* [Goal of the exercise]: Print the listing in its entirety and exactly, leaving out images.

═════ Records for the task ═════

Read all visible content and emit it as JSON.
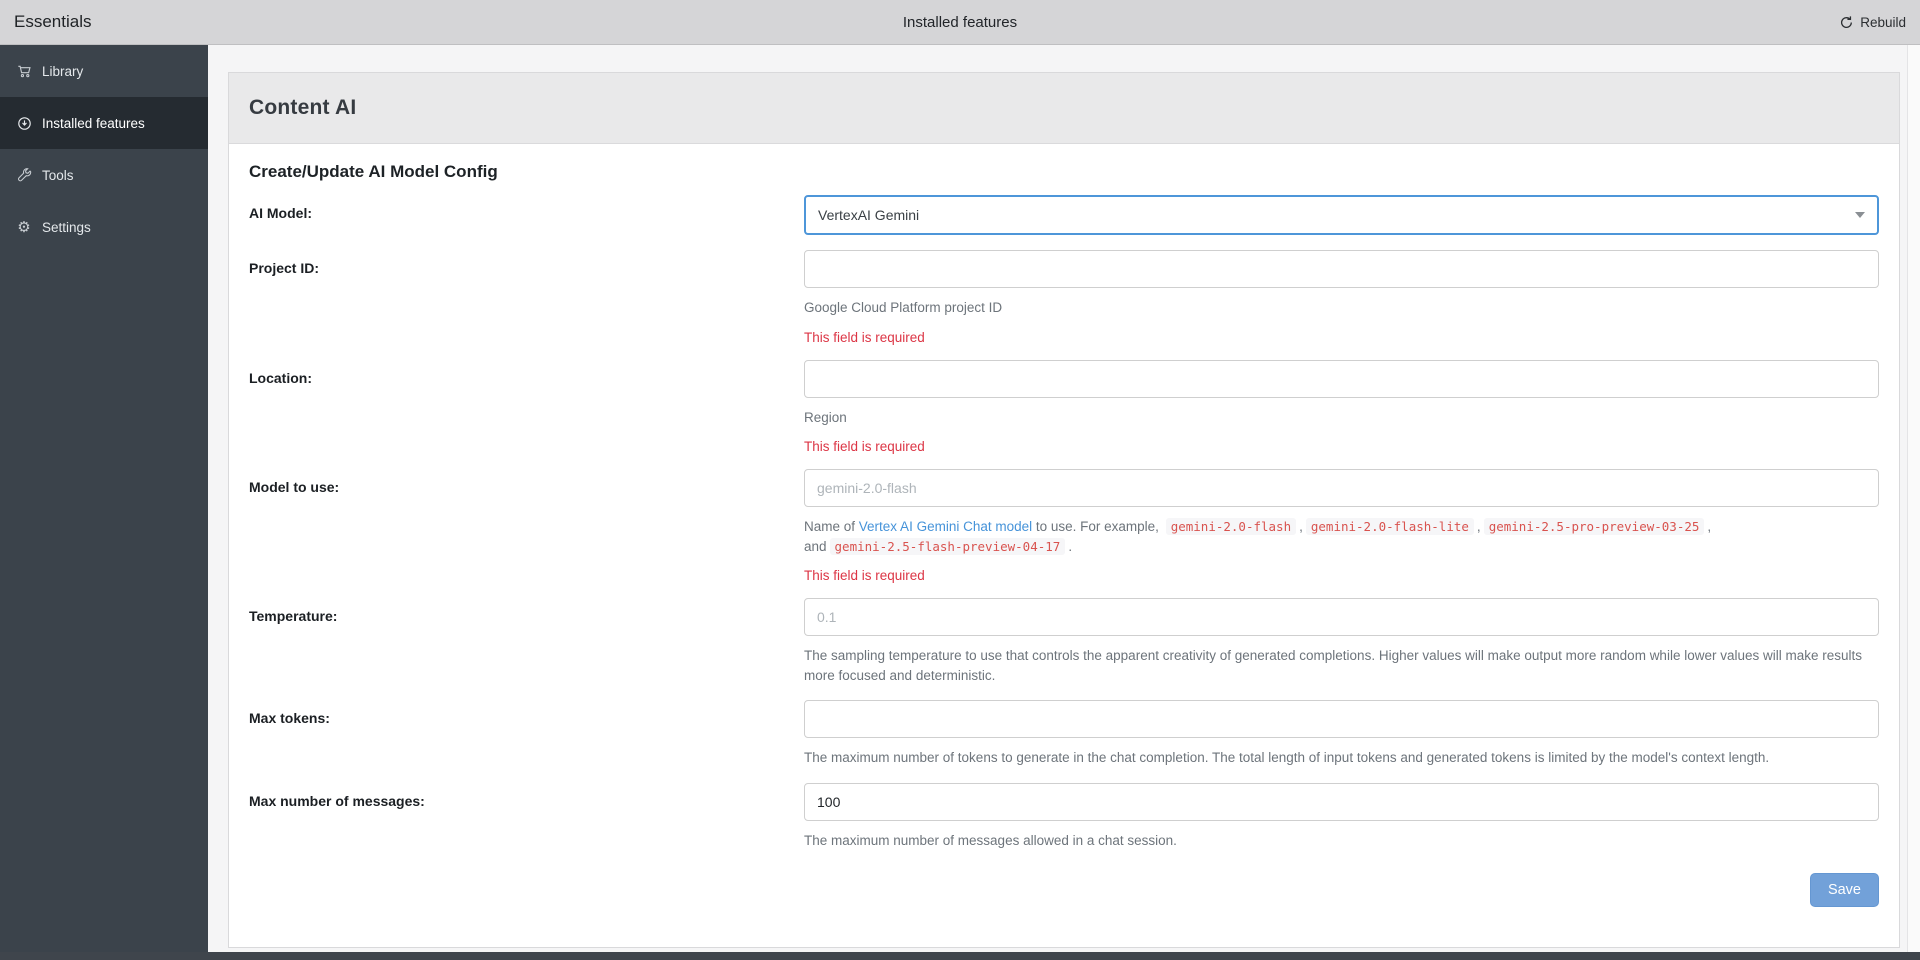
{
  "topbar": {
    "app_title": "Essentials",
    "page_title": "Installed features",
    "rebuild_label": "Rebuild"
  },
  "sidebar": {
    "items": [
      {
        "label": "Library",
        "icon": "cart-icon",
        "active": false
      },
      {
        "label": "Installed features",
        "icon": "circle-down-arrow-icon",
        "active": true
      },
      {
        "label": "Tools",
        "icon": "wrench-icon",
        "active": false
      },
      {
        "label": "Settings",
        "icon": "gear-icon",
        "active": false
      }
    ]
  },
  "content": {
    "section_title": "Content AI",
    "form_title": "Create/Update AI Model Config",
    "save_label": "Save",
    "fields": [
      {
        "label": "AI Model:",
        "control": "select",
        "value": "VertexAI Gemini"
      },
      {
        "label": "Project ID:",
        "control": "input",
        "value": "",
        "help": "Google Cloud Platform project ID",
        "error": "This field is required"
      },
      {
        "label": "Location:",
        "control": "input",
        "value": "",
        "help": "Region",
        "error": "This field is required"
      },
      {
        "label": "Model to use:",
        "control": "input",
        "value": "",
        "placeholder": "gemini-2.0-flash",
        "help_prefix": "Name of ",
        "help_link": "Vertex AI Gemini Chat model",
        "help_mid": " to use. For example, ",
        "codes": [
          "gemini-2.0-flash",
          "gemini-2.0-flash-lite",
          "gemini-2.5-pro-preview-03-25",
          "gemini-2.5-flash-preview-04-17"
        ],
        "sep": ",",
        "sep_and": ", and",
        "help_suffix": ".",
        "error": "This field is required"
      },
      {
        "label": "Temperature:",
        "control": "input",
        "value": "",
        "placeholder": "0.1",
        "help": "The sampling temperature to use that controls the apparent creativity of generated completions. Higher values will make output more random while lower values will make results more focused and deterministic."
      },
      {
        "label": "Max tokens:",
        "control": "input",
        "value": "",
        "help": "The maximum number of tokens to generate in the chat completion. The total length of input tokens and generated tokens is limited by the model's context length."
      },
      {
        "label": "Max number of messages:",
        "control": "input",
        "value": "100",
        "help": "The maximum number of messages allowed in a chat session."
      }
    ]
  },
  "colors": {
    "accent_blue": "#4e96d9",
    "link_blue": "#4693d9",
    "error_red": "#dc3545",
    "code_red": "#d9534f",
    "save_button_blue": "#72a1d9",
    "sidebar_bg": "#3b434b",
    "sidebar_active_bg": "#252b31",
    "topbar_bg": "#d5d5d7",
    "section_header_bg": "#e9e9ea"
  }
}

═════

* [Exercise result]:
Read all visible content and emit it as JSON.
{
  "topbar": {
    "app_title": "Essentials",
    "page_title": "Installed features",
    "rebuild_label": "Rebuild"
  },
  "sidebar": {
    "items": [
      {
        "label": "Library",
        "icon": "cart-icon",
        "active": false
      },
      {
        "label": "Installed features",
        "icon": "circle-down-arrow-icon",
        "active": true
      },
      {
        "label": "Tools",
        "icon": "wrench-icon",
        "active": false
      },
      {
        "label": "Settings",
        "icon": "gear-icon",
        "active": false
      }
    ]
  },
  "content": {
    "section_title": "Content AI",
    "form_title": "Create/Update AI Model Config",
    "save_label": "Save",
    "fields": [
      {
        "label": "AI Model:",
        "control": "select",
        "value": "VertexAI Gemini"
      },
      {
        "label": "Project ID:",
        "control": "input",
        "value": "",
        "help": "Google Cloud Platform project ID",
        "error": "This field is required"
      },
      {
        "label": "Location:",
        "control": "input",
        "value": "",
        "help": "Region",
        "error": "This field is required"
      },
      {
        "label": "Model to use:",
        "control": "input",
        "value": "",
        "placeholder": "gemini-2.0-flash",
        "help_prefix": "Name of ",
        "help_link": "Vertex AI Gemini Chat model",
        "help_mid": " to use. For example, ",
        "codes": [
          "gemini-2.0-flash",
          "gemini-2.0-flash-lite",
          "gemini-2.5-pro-preview-03-25",
          "gemini-2.5-flash-preview-04-17"
        ],
        "sep": ",",
        "sep_and": ", and",
        "help_suffix": ".",
        "error": "This field is required"
      },
      {
        "label": "Temperature:",
        "control": "input",
        "value": "",
        "placeholder": "0.1",
        "help": "The sampling temperature to use that controls the apparent creativity of generated completions. Higher values will make output more random while lower values will make results more focused and deterministic."
      },
      {
        "label": "Max tokens:",
        "control": "input",
        "value": "",
        "help": "The maximum number of tokens to generate in the chat completion. The total length of input tokens and generated tokens is limited by the model's context length."
      },
      {
        "label": "Max number of messages:",
        "control": "input",
        "value": "100",
        "help": "The maximum number of messages allowed in a chat session."
      }
    ]
  },
  "colors": {
    "accent_blue": "#4e96d9",
    "link_blue": "#4693d9",
    "error_red": "#dc3545",
    "code_red": "#d9534f",
    "save_button_blue": "#72a1d9",
    "sidebar_bg": "#3b434b",
    "sidebar_active_bg": "#252b31",
    "topbar_bg": "#d5d5d7",
    "section_header_bg": "#e9e9ea"
  }
}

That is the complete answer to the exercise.